(Data records)

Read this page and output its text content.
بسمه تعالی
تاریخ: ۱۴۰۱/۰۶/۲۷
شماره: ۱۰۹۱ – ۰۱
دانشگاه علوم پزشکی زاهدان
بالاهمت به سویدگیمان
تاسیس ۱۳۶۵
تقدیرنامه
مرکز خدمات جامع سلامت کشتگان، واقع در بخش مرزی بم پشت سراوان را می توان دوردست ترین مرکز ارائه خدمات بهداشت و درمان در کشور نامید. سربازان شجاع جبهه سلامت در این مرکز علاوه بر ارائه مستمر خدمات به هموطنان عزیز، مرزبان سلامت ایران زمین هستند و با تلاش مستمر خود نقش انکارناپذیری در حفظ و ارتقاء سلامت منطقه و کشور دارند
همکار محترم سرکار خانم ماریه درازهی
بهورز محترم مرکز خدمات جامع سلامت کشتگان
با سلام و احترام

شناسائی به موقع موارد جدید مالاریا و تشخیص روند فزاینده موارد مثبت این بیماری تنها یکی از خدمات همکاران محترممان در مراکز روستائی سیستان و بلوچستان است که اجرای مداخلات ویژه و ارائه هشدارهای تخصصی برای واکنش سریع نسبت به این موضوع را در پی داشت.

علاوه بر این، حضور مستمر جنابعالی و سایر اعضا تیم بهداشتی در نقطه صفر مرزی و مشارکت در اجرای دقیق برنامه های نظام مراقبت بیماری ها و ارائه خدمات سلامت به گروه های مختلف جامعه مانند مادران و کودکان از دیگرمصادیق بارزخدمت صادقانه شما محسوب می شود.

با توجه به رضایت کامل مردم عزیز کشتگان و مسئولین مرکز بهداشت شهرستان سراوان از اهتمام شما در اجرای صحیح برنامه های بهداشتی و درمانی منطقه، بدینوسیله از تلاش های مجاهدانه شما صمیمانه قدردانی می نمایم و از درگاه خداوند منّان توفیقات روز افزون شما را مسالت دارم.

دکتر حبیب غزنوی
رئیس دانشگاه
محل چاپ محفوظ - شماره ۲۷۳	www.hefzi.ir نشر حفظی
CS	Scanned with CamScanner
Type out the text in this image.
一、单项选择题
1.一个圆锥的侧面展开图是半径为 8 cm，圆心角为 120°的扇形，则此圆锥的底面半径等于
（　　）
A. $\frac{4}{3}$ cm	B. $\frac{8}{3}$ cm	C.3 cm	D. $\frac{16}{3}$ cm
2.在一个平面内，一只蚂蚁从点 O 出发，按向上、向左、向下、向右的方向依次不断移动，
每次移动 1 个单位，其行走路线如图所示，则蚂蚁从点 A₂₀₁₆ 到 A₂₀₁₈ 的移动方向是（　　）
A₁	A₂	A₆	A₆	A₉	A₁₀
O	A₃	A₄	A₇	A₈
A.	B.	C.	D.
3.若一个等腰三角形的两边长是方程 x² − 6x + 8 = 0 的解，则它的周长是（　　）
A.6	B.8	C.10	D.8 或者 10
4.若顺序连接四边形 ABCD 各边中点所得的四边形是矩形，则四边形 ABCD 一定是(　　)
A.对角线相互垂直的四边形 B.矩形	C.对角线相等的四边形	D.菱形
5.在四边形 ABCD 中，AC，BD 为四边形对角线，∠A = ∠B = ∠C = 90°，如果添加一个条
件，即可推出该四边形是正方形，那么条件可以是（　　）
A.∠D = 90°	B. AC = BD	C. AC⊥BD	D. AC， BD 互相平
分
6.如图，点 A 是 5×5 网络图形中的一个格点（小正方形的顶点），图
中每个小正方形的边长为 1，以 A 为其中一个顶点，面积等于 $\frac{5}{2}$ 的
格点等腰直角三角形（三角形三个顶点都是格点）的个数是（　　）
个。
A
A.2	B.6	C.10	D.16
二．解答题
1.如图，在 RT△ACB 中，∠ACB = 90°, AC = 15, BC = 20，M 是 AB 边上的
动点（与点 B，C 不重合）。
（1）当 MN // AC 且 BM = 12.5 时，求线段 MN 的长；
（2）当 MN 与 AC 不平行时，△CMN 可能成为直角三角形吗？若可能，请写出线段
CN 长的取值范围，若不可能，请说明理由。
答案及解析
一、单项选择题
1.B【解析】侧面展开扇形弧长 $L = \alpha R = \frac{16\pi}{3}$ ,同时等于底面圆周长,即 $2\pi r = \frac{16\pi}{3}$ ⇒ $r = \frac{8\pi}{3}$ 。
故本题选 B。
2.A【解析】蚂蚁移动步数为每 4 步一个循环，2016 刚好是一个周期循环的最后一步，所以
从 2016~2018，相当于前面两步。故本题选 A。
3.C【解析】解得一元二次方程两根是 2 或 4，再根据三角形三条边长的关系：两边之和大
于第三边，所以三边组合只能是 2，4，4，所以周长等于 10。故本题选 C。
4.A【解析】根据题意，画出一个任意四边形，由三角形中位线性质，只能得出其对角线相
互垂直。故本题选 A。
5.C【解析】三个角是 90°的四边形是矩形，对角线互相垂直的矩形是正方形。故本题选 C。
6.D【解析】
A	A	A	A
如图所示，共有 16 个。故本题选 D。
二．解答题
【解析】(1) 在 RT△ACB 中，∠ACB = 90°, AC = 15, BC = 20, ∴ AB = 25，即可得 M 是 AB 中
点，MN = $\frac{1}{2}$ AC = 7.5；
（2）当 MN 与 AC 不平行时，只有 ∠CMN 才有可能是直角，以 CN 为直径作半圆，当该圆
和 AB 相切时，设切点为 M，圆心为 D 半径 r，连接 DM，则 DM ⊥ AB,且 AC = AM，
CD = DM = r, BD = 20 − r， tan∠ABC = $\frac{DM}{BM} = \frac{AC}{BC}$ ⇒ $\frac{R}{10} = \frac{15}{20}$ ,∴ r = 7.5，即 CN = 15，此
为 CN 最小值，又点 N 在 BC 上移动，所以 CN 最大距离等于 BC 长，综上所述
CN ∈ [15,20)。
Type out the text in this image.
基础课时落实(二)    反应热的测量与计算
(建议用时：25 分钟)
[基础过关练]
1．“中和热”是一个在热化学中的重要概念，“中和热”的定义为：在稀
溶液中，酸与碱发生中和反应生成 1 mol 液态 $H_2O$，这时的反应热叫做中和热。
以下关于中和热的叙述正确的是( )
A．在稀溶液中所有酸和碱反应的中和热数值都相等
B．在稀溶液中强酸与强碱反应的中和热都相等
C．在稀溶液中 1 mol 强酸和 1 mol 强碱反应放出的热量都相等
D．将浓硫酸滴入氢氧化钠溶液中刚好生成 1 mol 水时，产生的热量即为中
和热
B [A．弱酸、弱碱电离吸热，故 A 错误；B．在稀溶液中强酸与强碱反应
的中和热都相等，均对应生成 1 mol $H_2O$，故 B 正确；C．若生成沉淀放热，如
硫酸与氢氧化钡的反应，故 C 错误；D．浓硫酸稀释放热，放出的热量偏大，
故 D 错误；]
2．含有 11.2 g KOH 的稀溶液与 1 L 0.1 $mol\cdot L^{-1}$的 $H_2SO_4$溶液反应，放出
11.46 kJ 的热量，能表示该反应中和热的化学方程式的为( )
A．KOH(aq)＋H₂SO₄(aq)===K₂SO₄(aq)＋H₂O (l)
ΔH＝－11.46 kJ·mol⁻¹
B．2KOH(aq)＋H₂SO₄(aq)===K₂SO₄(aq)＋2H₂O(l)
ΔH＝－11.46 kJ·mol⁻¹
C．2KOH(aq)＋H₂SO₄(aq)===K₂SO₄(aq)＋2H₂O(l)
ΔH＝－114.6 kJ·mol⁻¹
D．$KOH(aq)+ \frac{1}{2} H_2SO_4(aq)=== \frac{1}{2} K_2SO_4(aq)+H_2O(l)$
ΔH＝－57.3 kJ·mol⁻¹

Requirements:
Track down every line of the material containing the string "frac", and copy it.

The reply:
A. $\frac{4}{3}$ cm	B. $\frac{8}{3}$ cm	C.3 cm	D. $\frac{16}{3}$ cm
中每个小正方形的边长为 1，以 A 为其中一个顶点，面积等于 $\frac{5}{2}$ 的
1.B【解析】侧面展开扇形弧长 $L = \alpha R = \frac{16\pi}{3}$ ,同时等于底面圆周长,即 $2\pi r = \frac{16\pi}{3}$ ⇒ $r = \frac{8\pi}{3}$ 。
点，MN = $\frac{1}{2}$ AC = 7.5；
CD = DM = r, BD = 20 − r， tan∠ABC = $\frac{DM}{BM} = \frac{AC}{BC}$ ⇒ $\frac{R}{10} = \frac{15}{20}$ ,∴ r = 7.5，即 CN = 15，此
D．$KOH(aq)+ \frac{1}{2} H_2SO_4(aq)=== \frac{1}{2} K_2SO_4(aq)+H_2O(l)$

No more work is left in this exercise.